### Sezione di testo
####

Quando finalmente ho capito che il discepolato è un viaggio che dura tutta la vita, “una lunga ubbidienza nella stessa direzione” (2), ho capito perché le donne del mio piccolo gruppo di tanti anni fa non indossavano maschere. E mentre io volevo andare avanti nella mia formazione, loro avevano compreso che non era “l’opera di un momento, di una ora, o di un giorno, ma di tutta una vita” (White, Gli uomini che vinsero n impero, p. 352). Di conseguenza, non provavano vergogna nel mostrare i propri difetti e sbagli.

 

Manca un altro pezzettino alla mia definizione: il discepolato cristiano deve essere a beneficio degli altri. Quando imparo ad amare e a seguire Gesù, imparo anche ad amare gli altri (Matteo 22:37-39). Questo processo inizia nella mia famiglia: crescendo nel frutto dello Spirito (Galati 5:22-23), la mia famiglia ne trae beneficio; quando imparo a gestire la mia rabbia senza peccare (Efesini 4:26), la mia famiglia ne trae beneficio; quando imparo a esprimere la mia sessualità in modi che rendono onore a Dio (1 Tessalonicesi 4:3-5), la mia famiglia ne trae beneficio; e così via. Ma si estende anche ai miei rapporti con coloro che sono al di fuori della mia famiglia, in particolare con coloro che hanno bisogno di conoscere e sperimentare l’amore e la grazia di Gesù. Quando imparo a seguire le orme di Gesù, quando imparo a lasciarmi trasformare da Lui, imparo anche come far parte e come impegnarmi nella Sua missione nel mondo (Matteo 4:19).

####

### Istruzioni
1) Secondo il testo sul discepolato, in quale ambito inizia il processo di imparare ad amare gli altri?
2) Per ciascuna affermazione indica se concorda con il testo sul discepolato, rispondendo sì o no e citando le parole del testo che lo stabiliscono. (a) Le donne del piccolo gruppo indossavano maschere. (b) Il discepolato cristiano deve essere a beneficio degli altri. (c) Le donne del gruppo provavano vergogna nel mostrare i propri difetti.
3) Prosegui il testo sul discepolato con un paragrafo che segua la sua ultima frase.

### Estratto del dataset

####

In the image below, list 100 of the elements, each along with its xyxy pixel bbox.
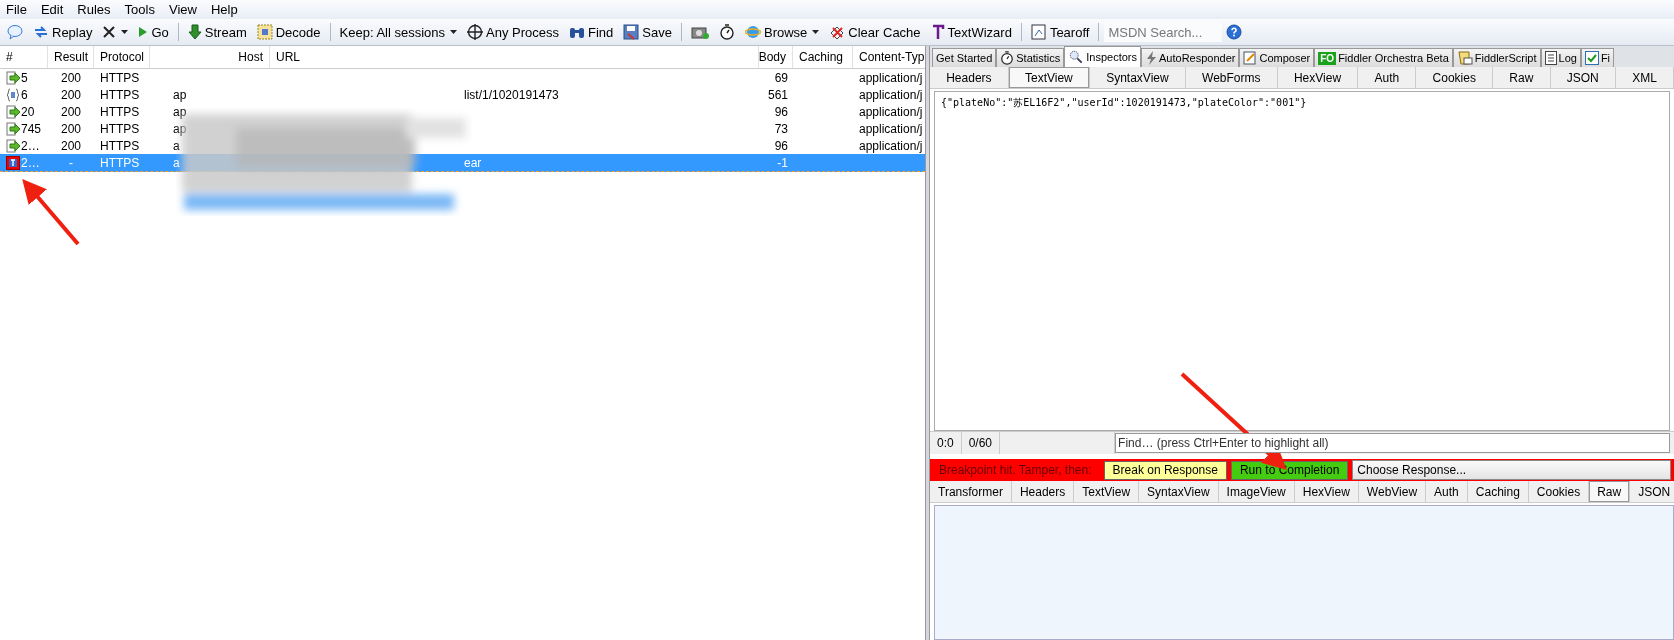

####

### Risposte finali
1) Nella famiglia di chi scrive.

2)
(a) No: "le donne del mio piccolo gruppo di tanti anni fa non indossavano maschere".
(b) Sì: "il discepolato cristiano deve essere a beneficio degli altri".
(c) No: "non provavano vergogna nel mostrare i propri difetti e sbagli".

3)
 

Ho ancora molta strada da fare. Sono ancora troppo concentrata sui miei bisogni e desideri. Ma so quello che Dio ha fatto nella mia vita. E so che l’opera di Dio nella mia vita e nella vita degli altri, come la mia famiglia e la mia comunità, è un processo che dura tutta la vita. Posso quindi vivere senza pretese e vergogna, posso essere paziente con me stessa e con gli altri perché so che il Suo lavoro in noi non è ancora finito.

 

 

(1) Bill Hull, The Kingdom Life (Colorado Springs: NavPress, 2010), 110-111.

 

(2) Eugene Peterson, A Long Obedience in the Same Direction: Discipleship in an Instant Society (Downers Grove, IL: InterVarsity Press, 2002).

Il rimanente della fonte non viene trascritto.